Task objective: State the number of lines in these records that include the word "this", and add nothing to it.

BEGIN Data records

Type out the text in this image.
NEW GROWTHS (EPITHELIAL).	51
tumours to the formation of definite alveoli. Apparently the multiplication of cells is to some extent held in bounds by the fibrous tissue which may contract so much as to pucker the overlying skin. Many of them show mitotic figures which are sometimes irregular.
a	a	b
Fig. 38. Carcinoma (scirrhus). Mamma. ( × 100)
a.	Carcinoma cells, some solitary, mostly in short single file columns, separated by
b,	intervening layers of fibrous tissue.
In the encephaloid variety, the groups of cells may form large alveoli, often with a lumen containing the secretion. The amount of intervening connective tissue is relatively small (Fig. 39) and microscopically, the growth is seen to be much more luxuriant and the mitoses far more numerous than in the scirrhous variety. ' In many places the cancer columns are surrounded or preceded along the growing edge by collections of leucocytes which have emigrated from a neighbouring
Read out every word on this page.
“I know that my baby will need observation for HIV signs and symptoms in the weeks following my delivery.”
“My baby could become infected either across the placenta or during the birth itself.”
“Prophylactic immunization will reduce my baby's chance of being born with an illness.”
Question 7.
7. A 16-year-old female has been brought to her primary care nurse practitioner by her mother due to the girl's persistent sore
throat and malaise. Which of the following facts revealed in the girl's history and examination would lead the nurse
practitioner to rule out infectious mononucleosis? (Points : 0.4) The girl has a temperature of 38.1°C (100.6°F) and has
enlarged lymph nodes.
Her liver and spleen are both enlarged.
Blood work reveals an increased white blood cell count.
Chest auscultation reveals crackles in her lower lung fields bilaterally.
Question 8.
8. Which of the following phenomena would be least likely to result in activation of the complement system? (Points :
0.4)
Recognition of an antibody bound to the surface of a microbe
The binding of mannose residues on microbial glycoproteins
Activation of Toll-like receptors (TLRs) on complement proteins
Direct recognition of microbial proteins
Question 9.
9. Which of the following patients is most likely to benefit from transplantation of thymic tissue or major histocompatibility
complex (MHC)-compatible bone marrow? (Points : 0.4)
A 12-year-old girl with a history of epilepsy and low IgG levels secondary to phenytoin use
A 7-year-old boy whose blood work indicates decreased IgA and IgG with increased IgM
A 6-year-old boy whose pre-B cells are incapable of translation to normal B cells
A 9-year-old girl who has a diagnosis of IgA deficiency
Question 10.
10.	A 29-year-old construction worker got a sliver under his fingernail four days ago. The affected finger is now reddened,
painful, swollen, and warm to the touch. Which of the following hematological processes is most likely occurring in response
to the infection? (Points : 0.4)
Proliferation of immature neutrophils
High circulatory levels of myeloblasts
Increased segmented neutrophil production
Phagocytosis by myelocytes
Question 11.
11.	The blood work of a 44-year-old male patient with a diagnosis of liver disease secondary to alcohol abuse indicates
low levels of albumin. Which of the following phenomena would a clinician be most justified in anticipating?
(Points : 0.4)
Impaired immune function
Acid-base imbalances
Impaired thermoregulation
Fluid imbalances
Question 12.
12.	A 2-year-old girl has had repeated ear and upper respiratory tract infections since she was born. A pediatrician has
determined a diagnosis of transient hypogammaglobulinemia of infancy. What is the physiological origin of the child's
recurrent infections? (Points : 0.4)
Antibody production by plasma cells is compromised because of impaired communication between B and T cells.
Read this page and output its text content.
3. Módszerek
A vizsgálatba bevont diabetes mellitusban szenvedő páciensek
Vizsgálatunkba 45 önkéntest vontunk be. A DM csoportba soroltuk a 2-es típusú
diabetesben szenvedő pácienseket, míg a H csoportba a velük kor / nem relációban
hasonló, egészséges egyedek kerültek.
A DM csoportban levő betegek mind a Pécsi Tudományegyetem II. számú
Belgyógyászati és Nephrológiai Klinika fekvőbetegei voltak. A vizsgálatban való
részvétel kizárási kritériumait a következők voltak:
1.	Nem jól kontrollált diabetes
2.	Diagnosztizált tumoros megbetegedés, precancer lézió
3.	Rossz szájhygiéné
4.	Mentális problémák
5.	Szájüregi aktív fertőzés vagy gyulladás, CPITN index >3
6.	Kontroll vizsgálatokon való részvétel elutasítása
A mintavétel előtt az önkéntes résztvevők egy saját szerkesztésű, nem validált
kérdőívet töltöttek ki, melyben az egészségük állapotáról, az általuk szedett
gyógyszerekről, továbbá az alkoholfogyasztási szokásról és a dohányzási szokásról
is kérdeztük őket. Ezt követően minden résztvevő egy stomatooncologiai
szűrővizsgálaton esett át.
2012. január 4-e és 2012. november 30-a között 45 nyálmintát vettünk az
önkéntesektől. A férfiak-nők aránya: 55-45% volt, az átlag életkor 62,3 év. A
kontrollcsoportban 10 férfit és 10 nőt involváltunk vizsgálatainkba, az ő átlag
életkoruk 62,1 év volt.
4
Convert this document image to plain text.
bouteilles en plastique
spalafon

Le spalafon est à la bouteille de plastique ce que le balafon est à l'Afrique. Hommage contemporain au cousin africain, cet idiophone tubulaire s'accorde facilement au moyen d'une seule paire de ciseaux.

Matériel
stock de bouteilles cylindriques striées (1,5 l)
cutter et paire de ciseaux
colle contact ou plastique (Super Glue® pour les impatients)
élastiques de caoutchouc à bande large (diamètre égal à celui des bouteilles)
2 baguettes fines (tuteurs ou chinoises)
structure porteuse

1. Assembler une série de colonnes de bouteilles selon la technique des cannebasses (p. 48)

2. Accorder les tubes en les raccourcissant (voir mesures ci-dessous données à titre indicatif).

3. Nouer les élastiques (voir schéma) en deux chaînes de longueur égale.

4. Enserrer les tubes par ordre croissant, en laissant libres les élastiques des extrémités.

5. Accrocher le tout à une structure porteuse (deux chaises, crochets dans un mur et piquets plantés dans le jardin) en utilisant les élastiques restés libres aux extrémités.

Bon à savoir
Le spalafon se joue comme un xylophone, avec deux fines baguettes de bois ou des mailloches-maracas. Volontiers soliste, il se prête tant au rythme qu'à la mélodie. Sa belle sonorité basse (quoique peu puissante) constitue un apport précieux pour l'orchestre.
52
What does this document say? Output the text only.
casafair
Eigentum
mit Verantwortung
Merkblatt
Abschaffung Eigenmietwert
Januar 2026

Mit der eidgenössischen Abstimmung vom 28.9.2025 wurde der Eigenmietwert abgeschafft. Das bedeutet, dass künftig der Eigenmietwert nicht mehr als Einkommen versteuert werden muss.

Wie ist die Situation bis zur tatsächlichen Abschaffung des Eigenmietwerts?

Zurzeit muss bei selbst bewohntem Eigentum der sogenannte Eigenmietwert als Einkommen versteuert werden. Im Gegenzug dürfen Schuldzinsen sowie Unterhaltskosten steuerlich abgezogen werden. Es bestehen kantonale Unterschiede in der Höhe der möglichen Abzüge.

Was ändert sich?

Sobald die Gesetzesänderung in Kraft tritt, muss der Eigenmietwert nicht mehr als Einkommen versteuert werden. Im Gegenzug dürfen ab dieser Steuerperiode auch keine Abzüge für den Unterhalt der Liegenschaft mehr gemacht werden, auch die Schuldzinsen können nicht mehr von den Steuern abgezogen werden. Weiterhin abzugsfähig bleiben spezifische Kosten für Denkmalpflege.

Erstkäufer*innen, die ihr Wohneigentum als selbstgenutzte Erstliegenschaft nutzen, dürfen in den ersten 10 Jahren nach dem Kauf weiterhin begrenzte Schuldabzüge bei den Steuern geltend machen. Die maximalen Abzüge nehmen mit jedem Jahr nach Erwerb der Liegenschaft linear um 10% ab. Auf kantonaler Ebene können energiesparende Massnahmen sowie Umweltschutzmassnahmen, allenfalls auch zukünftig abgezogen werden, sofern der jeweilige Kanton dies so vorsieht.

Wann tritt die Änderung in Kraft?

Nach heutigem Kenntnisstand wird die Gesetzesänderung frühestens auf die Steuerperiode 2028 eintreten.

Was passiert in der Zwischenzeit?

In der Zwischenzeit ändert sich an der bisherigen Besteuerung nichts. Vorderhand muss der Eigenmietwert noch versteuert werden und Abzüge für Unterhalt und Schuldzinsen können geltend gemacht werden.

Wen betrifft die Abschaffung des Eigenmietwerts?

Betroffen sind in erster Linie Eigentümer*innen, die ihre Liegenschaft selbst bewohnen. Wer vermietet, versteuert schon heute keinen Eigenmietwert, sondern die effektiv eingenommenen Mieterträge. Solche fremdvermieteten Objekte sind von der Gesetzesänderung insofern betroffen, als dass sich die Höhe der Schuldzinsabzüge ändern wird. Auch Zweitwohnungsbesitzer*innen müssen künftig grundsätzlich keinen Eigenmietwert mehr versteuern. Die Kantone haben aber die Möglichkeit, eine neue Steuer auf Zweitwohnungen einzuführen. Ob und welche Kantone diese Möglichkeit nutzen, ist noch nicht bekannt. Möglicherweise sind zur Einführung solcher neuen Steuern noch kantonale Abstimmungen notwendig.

END Data records

Result of the exercise: 5